### Problem statement:
Set down each line of the data below exactly as it stands, dropping the pictures.

### Excerpted data:
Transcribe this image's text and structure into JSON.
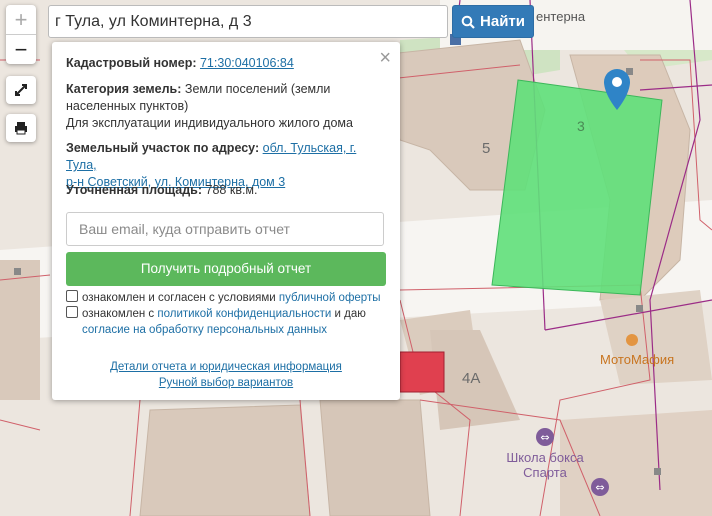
{
  "search": {
    "value": "г Тула, ул Коминтерна, д 3",
    "button_label": "Найти"
  },
  "map": {
    "street_label": "ентерна",
    "building_numbers": [
      "5",
      "3",
      "4А"
    ],
    "poi": [
      {
        "name": "МотоМафия",
        "color": "#c8741f"
      },
      {
        "name": "Школа бокса\nСпарта",
        "color": "#7f5c9a"
      }
    ],
    "highlight_color": "#5fe07a"
  },
  "popup": {
    "cadastral_label": "Кадастровый номер:",
    "cadastral_value": "71:30:040106:84",
    "category_label": "Категория земель:",
    "category_value": "Земли поселений (земли населенных пунктов)",
    "purpose": "Для эксплуатации индивидуального жилого дома",
    "address_label": "Земельный участок по адресу:",
    "address_line1": "обл. Тульская, г. Тула,",
    "address_line2": "р-н Советский, ул. Коминтерна, дом 3",
    "area_label": "Уточненная площадь:",
    "area_value": "788 кв.м.",
    "email_placeholder": "Ваш email, куда отправить отчет",
    "report_button": "Получить подробный отчет",
    "consent1_text": "ознакомлен и согласен с условиями",
    "consent1_link": "публичной оферты",
    "consent2_text": "ознакомлен с",
    "consent2_link": "политикой конфиденциальности",
    "consent2_and": "и даю",
    "consent2_link2": "согласие на обработку персональных данных",
    "details_link": "Детали отчета и юридическая информация",
    "manual_link": "Ручной выбор вариантов"
  }
}
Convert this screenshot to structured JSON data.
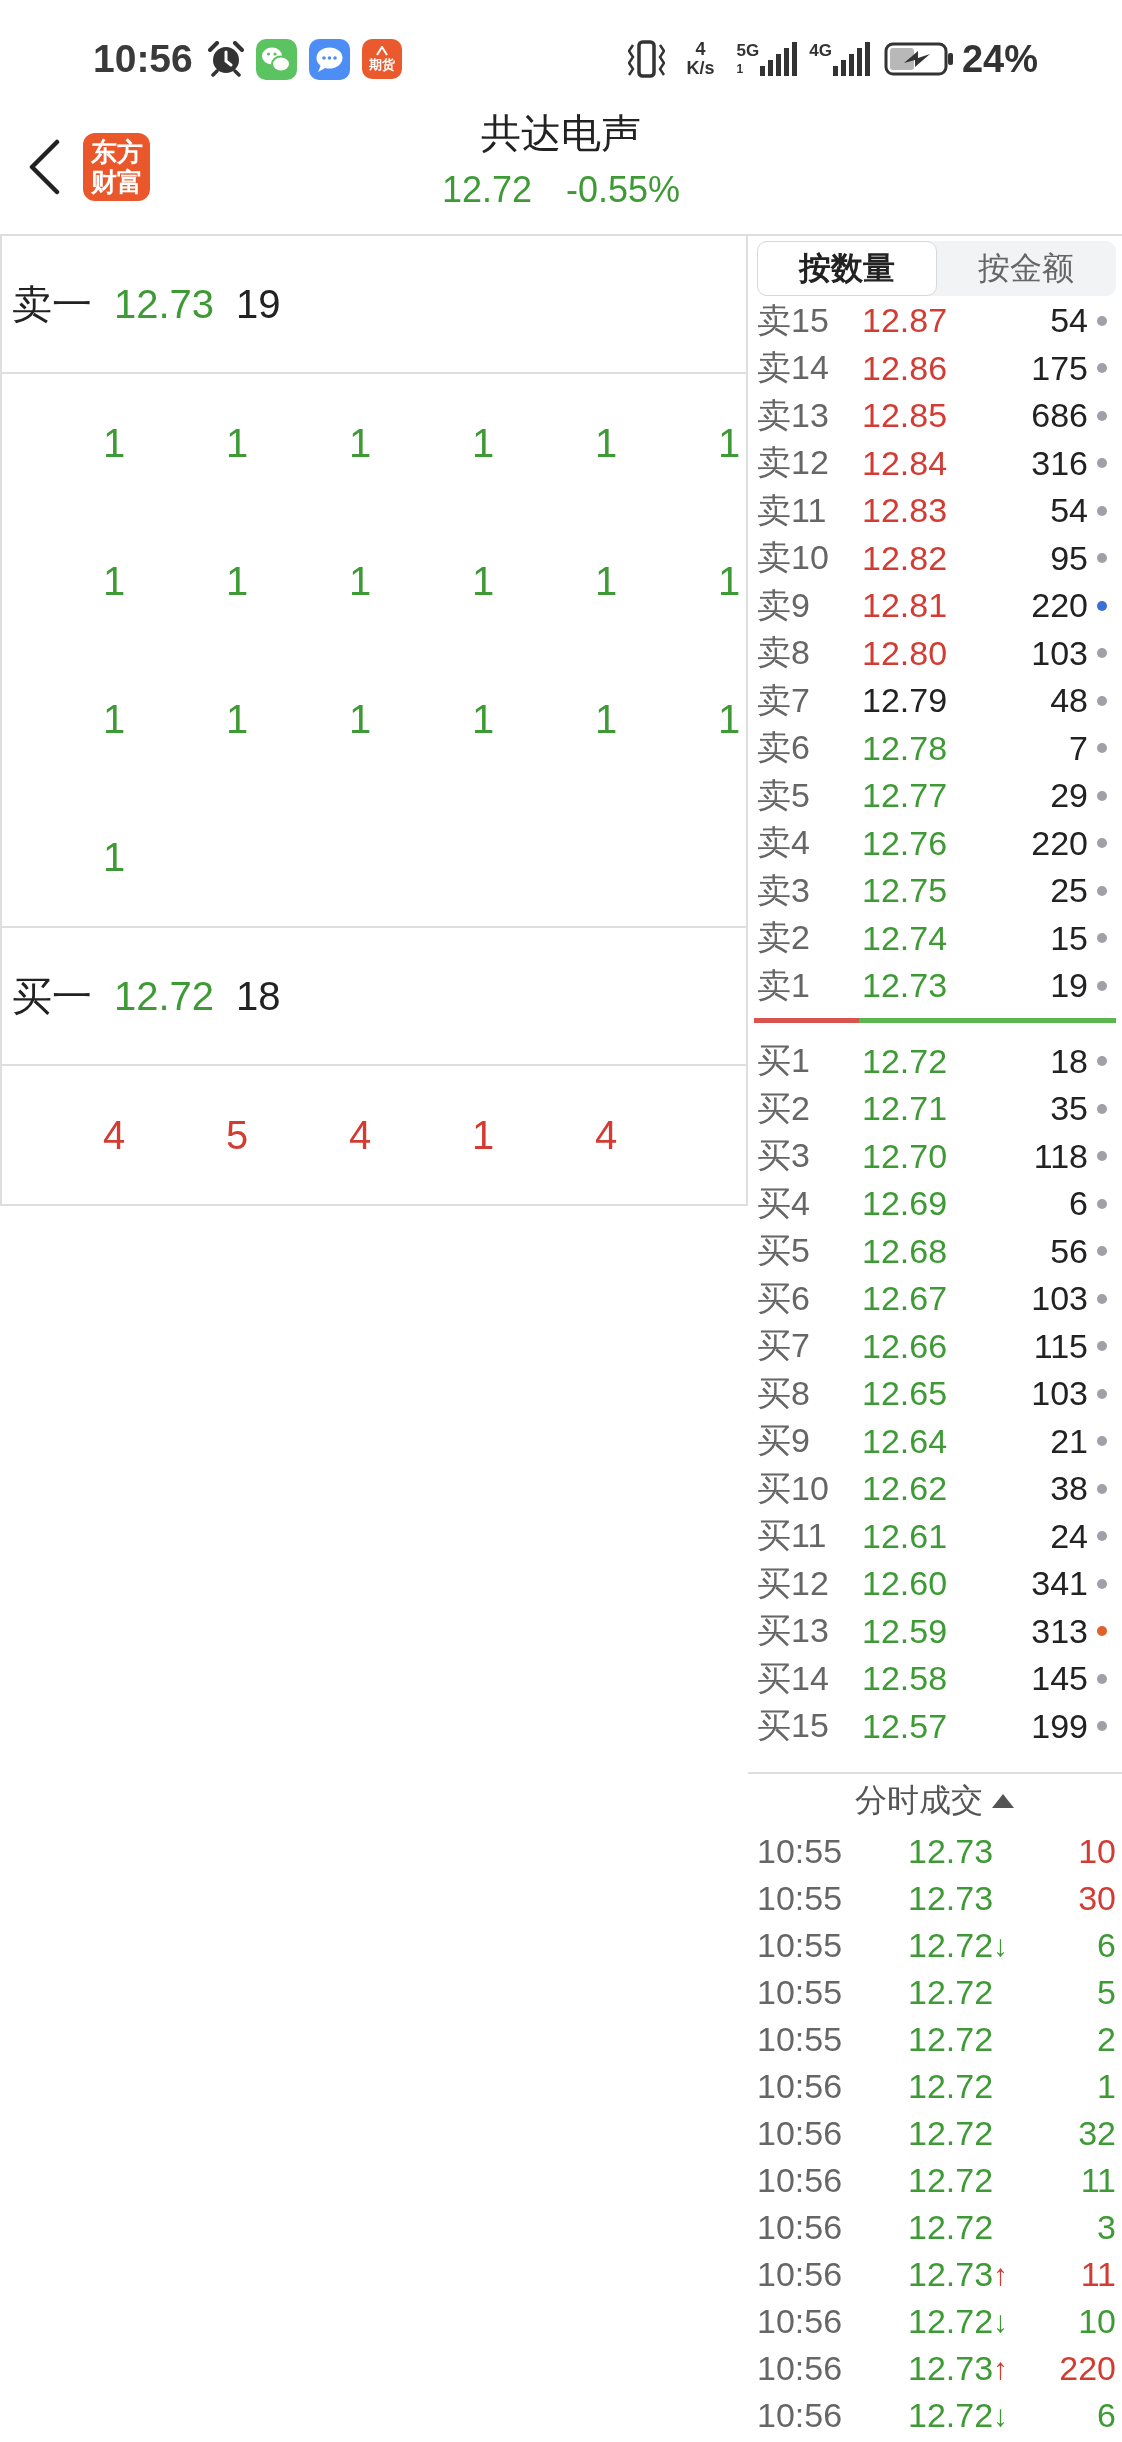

### Result for this task:
Transcribe this image's text and structure into JSON.
{
  "search": {
    "value": "г Тула, ул Коминтерна, д 3",
    "button_label": "Найти"
  },
  "map": {
    "street_label": "ентерна",
    "building_numbers": [
      "5",
      "3",
      "4А"
    ],
    "poi": [
      {
        "name": "МотоМафия",
        "color": "#c8741f"
      },
      {
        "name": "Школа бокса\nСпарта",
        "color": "#7f5c9a"
      }
    ],
    "highlight_color": "#5fe07a"
  },
  "popup": {
    "cadastral_label": "Кадастровый номер:",
    "cadastral_value": "71:30:040106:84",
    "category_label": "Категория земель:",
    "category_value": "Земли поселений (земли населенных пунктов)",
    "purpose": "Для эксплуатации индивидуального жилого дома",
    "address_label": "Земельный участок по адресу:",
    "address_line1": "обл. Тульская, г. Тула,",
    "address_line2": "р-н Советский, ул. Коминтерна, дом 3",
    "area_label": "Уточненная площадь:",
    "area_value": "788 кв.м.",
    "email_placeholder": "Ваш email, куда отправить отчет",
    "report_button": "Получить подробный отчет",
    "consent1_text": "ознакомлен и согласен с условиями",
    "consent1_link": "публичной оферты",
    "consent2_text": "ознакомлен с",
    "consent2_link": "политикой конфиденциальности",
    "consent2_and": "и даю",
    "consent2_link2": "согласие на обработку персональных данных",
    "details_link": "Детали отчета и юридическая информация",
    "manual_link": "Ручной выбор вариантов"
  }
}
Convert this screenshot to structured JSON data.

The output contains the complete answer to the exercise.